▶ _Given instruction_: Looking through the listing, how many of its lines hold the word "initials"? Answer with only the number.

▶ _Stored data entries_:
— begin —

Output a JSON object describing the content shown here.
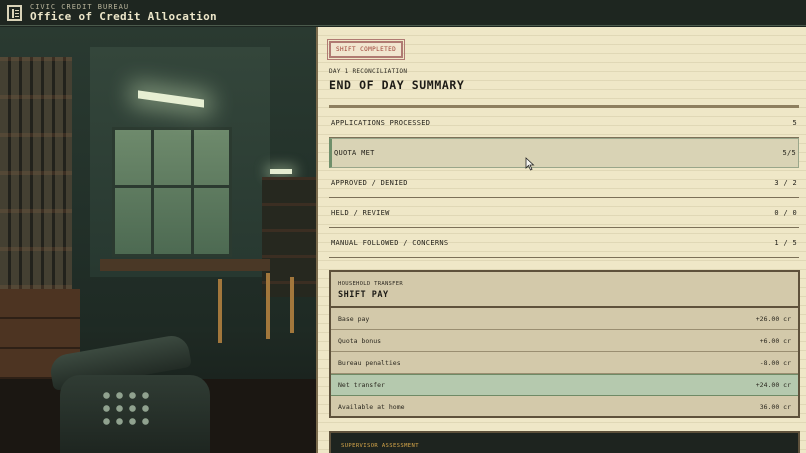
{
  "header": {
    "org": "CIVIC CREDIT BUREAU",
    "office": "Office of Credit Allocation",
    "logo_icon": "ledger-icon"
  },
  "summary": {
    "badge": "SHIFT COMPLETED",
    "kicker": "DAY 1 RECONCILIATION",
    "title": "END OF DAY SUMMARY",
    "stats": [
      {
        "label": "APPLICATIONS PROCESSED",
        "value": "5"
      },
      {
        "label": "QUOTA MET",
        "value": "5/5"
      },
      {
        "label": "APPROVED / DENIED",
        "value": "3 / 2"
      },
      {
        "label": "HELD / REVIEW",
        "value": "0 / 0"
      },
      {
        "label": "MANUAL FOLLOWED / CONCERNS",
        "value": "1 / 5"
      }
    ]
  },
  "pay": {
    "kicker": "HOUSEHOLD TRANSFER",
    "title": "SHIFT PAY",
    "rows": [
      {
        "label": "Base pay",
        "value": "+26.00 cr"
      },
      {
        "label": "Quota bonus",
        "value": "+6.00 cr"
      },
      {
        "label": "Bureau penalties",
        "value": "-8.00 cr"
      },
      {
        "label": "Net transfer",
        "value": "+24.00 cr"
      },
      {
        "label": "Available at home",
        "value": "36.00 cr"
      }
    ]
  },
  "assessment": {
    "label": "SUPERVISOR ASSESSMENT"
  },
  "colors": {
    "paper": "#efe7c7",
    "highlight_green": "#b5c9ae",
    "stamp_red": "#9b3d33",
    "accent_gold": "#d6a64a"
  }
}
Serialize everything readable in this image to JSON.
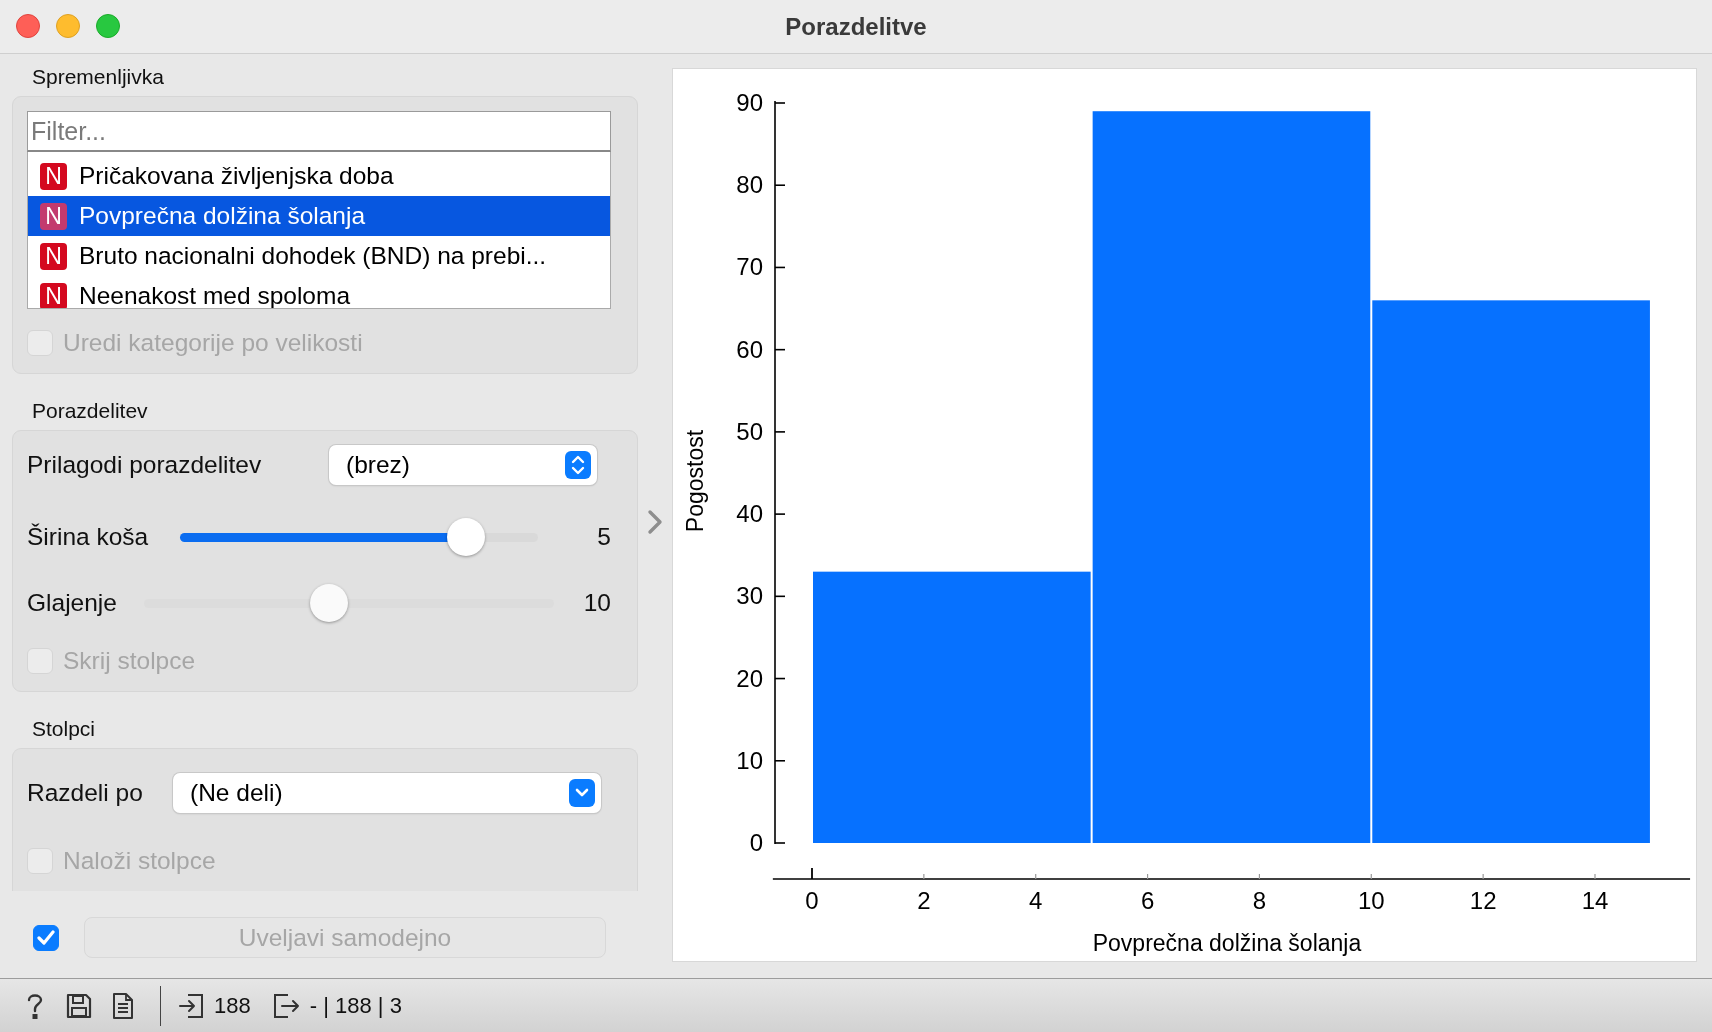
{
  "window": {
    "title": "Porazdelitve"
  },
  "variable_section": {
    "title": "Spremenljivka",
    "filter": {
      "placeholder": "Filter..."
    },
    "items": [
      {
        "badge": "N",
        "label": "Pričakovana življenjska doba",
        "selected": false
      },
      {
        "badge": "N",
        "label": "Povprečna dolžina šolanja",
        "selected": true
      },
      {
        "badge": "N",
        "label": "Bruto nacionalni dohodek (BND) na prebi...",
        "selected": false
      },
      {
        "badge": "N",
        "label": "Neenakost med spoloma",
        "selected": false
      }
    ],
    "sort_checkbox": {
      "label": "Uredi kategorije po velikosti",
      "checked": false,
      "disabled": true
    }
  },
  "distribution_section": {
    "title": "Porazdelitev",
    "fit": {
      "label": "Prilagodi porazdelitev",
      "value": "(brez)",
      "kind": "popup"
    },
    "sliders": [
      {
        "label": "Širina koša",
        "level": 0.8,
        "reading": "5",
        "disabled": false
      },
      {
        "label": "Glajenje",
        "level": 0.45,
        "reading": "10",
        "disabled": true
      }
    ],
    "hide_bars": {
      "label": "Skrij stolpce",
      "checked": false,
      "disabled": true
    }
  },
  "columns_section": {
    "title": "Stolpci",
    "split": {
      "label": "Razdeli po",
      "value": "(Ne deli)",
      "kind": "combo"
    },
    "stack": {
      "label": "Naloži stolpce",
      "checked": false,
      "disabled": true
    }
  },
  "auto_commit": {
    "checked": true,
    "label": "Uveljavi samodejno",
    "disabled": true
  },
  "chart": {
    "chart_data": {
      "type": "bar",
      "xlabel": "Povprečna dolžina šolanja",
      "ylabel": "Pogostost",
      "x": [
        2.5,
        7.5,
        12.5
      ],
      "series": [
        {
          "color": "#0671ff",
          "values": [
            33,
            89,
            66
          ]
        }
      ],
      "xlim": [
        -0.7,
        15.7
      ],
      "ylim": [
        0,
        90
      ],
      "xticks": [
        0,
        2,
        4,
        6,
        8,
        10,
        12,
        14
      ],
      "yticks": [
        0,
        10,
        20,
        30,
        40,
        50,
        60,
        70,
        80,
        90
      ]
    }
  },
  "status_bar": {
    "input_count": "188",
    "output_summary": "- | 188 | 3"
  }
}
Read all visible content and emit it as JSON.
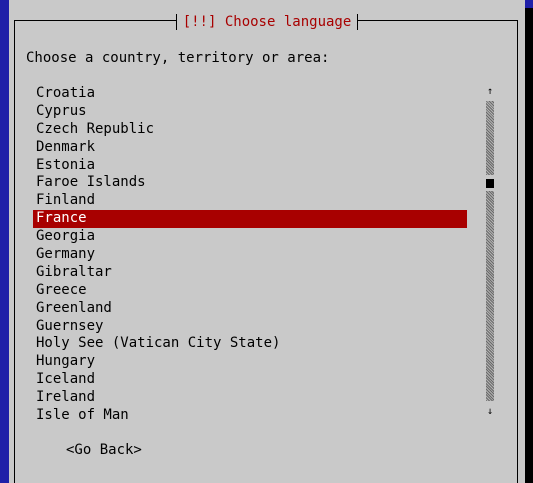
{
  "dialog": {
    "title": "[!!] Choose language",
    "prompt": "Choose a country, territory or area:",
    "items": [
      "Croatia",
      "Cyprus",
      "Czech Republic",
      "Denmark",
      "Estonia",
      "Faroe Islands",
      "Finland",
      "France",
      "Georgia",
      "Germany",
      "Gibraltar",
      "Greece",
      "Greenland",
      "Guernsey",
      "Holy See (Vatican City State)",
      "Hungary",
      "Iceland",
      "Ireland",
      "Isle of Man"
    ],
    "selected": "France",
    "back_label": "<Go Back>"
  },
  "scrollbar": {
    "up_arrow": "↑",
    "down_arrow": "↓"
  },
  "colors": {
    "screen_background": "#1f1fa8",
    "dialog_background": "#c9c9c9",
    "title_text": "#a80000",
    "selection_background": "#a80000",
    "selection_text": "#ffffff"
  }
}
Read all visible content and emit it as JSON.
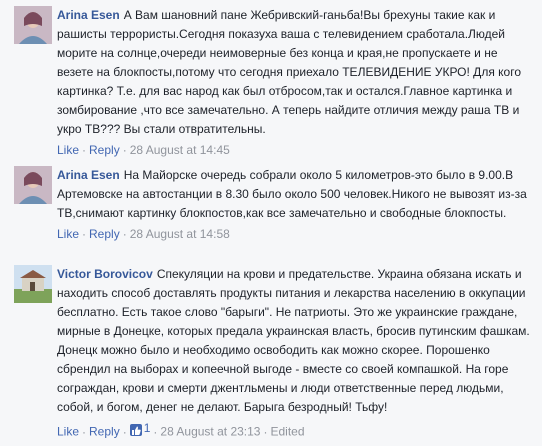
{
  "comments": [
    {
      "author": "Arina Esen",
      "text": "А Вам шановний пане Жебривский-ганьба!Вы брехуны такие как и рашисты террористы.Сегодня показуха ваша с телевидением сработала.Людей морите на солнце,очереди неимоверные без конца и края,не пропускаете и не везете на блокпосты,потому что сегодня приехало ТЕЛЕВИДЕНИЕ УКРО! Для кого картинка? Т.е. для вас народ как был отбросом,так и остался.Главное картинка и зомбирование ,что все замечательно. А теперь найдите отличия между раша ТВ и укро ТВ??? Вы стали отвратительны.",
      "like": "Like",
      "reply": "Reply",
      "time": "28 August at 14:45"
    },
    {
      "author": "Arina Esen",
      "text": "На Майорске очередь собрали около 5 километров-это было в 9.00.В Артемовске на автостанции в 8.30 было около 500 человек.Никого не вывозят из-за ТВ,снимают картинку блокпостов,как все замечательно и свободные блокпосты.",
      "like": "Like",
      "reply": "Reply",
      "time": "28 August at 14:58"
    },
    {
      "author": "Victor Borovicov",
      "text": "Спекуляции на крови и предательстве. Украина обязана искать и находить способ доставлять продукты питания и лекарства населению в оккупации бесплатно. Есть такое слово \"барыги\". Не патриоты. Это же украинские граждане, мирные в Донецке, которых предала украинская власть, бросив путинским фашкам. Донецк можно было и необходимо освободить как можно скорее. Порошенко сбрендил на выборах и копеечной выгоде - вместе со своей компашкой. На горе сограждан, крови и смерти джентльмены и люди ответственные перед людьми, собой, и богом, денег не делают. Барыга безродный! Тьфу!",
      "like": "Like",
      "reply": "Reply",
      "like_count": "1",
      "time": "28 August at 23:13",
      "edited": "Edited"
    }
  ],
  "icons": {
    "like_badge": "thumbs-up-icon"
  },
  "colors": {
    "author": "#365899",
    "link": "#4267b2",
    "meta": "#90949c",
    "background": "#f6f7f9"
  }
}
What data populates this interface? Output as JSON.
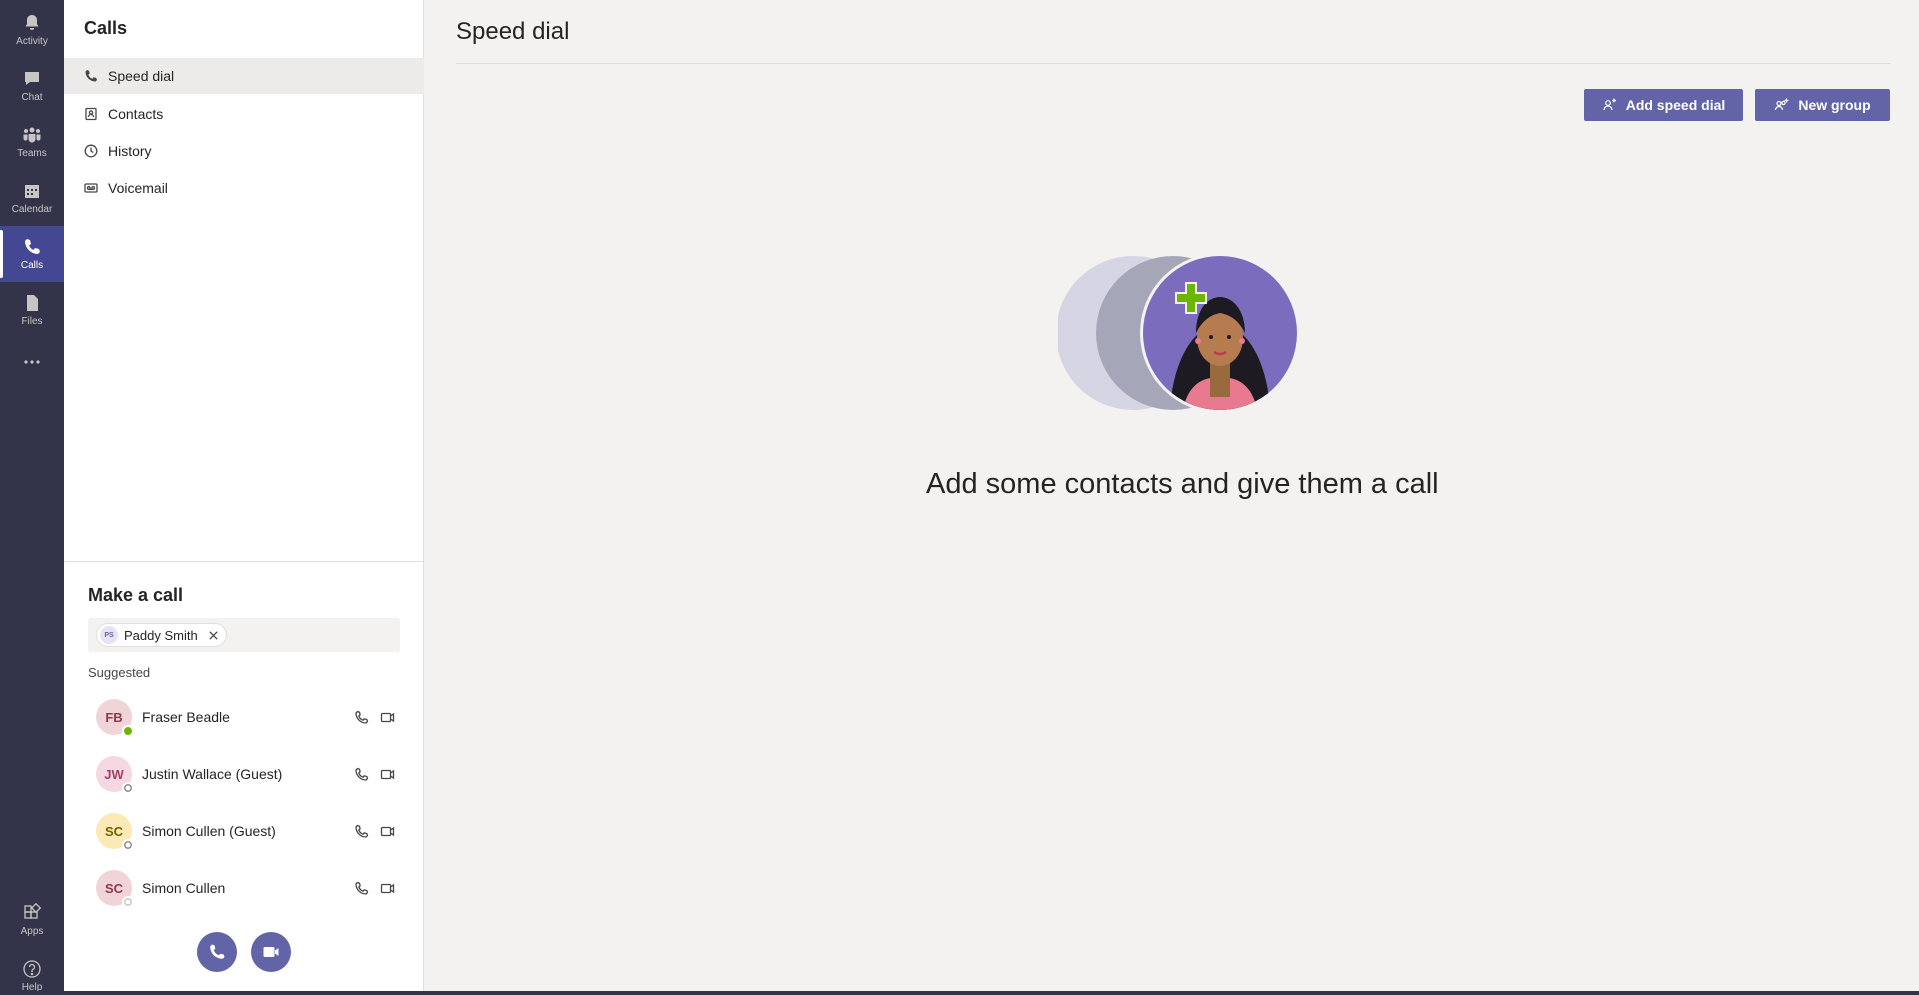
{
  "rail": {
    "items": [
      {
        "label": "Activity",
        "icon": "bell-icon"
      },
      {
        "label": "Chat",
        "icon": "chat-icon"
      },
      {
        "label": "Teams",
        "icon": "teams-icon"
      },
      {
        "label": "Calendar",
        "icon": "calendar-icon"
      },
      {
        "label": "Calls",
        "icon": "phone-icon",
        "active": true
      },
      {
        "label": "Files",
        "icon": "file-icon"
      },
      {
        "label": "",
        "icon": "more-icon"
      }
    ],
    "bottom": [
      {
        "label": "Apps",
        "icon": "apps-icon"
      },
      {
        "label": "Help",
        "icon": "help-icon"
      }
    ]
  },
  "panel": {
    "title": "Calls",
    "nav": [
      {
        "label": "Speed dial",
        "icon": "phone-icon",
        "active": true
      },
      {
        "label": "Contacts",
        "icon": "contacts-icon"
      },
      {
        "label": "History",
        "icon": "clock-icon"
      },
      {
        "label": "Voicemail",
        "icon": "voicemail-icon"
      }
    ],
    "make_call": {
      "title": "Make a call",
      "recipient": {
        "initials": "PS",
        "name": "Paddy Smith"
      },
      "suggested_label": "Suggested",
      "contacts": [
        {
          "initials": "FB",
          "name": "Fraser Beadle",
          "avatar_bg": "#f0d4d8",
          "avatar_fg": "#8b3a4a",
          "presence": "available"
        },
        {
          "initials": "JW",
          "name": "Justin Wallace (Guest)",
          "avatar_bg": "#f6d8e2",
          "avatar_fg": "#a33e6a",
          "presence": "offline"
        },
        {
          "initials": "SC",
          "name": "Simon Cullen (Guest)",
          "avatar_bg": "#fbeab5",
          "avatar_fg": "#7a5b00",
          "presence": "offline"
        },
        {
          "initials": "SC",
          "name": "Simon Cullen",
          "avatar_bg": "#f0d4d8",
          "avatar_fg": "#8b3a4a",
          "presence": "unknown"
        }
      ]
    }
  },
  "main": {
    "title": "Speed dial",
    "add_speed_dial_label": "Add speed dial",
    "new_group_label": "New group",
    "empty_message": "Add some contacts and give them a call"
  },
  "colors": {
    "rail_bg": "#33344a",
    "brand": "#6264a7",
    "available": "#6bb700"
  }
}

— end —

▶ _Task result_: 5